[Records excerpted from a collection]
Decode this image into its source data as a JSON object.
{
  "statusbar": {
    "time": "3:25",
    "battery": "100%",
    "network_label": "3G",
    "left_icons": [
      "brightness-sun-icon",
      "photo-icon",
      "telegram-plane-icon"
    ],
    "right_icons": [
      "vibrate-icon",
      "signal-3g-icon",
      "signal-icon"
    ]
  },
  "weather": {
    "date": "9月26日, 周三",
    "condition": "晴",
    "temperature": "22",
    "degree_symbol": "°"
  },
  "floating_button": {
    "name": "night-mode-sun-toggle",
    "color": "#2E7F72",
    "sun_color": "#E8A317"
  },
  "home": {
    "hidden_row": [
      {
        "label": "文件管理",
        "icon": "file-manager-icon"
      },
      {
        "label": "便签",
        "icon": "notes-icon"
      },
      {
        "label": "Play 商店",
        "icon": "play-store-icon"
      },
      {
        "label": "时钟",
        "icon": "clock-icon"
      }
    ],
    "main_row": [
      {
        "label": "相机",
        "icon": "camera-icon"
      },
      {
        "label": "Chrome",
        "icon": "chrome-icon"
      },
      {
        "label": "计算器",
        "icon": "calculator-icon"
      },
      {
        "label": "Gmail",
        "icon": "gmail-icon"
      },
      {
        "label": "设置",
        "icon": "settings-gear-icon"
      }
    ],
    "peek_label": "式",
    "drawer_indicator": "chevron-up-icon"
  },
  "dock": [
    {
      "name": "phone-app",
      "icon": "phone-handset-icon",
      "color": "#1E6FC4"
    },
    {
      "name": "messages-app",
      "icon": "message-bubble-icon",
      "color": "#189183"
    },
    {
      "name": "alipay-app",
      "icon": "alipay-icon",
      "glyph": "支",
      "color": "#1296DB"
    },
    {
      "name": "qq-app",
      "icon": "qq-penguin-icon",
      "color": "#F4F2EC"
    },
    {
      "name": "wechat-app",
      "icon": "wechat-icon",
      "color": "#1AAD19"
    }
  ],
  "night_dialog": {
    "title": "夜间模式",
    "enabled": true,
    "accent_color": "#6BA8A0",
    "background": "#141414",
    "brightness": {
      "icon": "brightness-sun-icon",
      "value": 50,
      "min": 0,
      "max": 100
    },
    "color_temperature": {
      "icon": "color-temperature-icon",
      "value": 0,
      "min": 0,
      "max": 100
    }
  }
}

**Request:** Exactly reproduce the material above.

**Result of this exercise:**
Decode this image into its source data as a JSON object.
{
  "statusbar": {
    "time": "3:25",
    "battery": "100%",
    "network_label": "3G",
    "left_icons": [
      "brightness-sun-icon",
      "photo-icon",
      "telegram-plane-icon"
    ],
    "right_icons": [
      "vibrate-icon",
      "signal-3g-icon",
      "signal-icon"
    ]
  },
  "weather": {
    "date": "9月26日, 周三",
    "condition": "晴",
    "temperature": "22",
    "degree_symbol": "°"
  },
  "floating_button": {
    "name": "night-mode-sun-toggle",
    "color": "#2E7F72",
    "sun_color": "#E8A317"
  },
  "home": {
    "hidden_row": [
      {
        "label": "文件管理",
        "icon": "file-manager-icon"
      },
      {
        "label": "便签",
        "icon": "notes-icon"
      },
      {
        "label": "Play 商店",
        "icon": "play-store-icon"
      },
      {
        "label": "时钟",
        "icon": "clock-icon"
      }
    ],
    "main_row": [
      {
        "label": "相机",
        "icon": "camera-icon"
      },
      {
        "label": "Chrome",
        "icon": "chrome-icon"
      },
      {
        "label": "计算器",
        "icon": "calculator-icon"
      },
      {
        "label": "Gmail",
        "icon": "gmail-icon"
      },
      {
        "label": "设置",
        "icon": "settings-gear-icon"
      }
    ],
    "peek_label": "式",
    "drawer_indicator": "chevron-up-icon"
  },
  "dock": [
    {
      "name": "phone-app",
      "icon": "phone-handset-icon",
      "color": "#1E6FC4"
    },
    {
      "name": "messages-app",
      "icon": "message-bubble-icon",
      "color": "#189183"
    },
    {
      "name": "alipay-app",
      "icon": "alipay-icon",
      "glyph": "支",
      "color": "#1296DB"
    },
    {
      "name": "qq-app",
      "icon": "qq-penguin-icon",
      "color": "#F4F2EC"
    },
    {
      "name": "wechat-app",
      "icon": "wechat-icon",
      "color": "#1AAD19"
    }
  ],
  "night_dialog": {
    "title": "夜间模式",
    "enabled": true,
    "accent_color": "#6BA8A0",
    "background": "#141414",
    "brightness": {
      "icon": "brightness-sun-icon",
      "value": 50,
      "min": 0,
      "max": 100
    },
    "color_temperature": {
      "icon": "color-temperature-icon",
      "value": 0,
      "min": 0,
      "max": 100
    }
  }
}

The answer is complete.